▸ **What you need to do**: Say how many lines hold the string "this", and nothing more.

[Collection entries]
____

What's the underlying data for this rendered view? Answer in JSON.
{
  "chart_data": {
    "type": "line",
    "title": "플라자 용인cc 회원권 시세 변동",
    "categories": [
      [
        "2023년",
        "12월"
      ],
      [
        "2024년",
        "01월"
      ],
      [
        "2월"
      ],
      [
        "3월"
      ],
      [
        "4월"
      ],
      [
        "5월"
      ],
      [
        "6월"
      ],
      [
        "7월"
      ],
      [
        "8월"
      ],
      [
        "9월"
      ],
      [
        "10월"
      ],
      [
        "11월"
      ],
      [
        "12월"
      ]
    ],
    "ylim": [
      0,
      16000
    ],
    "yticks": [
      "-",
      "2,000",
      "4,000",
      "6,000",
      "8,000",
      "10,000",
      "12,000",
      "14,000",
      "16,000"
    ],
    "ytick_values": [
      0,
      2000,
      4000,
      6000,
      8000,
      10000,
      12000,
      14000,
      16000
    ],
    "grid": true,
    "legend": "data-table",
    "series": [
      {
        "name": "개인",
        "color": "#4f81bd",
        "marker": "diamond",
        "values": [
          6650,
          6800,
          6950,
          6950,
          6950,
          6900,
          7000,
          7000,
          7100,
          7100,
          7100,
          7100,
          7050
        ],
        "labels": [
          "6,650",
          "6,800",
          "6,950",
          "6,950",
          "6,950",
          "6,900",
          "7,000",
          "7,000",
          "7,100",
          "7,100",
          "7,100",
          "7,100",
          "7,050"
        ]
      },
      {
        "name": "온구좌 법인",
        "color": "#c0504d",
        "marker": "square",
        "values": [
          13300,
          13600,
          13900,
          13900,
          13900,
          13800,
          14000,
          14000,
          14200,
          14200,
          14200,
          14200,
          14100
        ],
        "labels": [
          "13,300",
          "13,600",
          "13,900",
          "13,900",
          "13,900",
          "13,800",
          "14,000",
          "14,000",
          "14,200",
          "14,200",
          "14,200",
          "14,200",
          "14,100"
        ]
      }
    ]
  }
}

____

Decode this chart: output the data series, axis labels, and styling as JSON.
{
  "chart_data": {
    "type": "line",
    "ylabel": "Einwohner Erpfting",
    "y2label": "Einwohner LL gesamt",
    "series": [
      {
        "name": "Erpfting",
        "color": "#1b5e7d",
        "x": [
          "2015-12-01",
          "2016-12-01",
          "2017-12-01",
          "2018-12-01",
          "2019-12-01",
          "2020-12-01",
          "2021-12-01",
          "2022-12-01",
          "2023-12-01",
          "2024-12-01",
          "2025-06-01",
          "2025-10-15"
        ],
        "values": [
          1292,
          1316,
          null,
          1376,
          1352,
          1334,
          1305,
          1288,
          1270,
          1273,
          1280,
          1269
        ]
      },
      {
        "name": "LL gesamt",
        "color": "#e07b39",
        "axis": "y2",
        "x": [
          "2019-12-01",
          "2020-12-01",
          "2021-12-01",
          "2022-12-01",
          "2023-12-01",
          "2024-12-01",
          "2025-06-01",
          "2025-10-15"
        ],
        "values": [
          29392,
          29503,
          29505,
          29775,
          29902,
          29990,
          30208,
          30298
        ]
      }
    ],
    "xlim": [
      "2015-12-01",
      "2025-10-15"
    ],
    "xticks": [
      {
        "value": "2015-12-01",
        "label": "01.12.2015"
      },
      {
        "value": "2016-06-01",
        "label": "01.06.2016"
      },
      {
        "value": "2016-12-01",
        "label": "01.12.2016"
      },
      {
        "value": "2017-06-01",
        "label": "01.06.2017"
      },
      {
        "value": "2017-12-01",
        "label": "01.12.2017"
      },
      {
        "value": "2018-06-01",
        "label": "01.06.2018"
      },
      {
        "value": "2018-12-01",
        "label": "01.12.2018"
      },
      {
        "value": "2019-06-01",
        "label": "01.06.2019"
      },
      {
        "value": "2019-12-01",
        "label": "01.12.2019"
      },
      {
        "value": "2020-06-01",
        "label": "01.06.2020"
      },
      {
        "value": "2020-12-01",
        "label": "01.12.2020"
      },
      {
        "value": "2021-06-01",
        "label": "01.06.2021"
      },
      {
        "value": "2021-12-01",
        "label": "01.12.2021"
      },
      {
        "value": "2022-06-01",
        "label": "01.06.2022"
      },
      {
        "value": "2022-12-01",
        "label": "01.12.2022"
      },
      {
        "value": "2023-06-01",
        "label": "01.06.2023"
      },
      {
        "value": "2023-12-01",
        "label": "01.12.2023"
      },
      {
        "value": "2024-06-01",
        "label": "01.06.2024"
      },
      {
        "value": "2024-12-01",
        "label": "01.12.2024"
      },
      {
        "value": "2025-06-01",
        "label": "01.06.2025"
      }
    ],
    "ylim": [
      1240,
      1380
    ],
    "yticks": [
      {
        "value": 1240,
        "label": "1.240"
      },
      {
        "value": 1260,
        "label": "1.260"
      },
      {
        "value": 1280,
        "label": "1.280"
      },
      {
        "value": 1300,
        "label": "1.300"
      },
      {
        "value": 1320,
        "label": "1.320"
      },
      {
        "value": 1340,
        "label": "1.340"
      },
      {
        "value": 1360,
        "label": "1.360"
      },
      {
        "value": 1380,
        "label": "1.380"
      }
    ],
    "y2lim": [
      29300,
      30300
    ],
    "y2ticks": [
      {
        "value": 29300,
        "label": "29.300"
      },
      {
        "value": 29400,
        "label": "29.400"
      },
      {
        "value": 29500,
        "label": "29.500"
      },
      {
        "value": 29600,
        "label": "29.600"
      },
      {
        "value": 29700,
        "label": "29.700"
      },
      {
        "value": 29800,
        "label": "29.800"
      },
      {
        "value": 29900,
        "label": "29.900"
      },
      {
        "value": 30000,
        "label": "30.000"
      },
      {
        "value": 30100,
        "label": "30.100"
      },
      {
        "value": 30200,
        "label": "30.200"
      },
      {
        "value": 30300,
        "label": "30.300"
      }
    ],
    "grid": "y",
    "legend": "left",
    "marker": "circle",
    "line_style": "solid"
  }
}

____

▸ **Answer to the task**: 2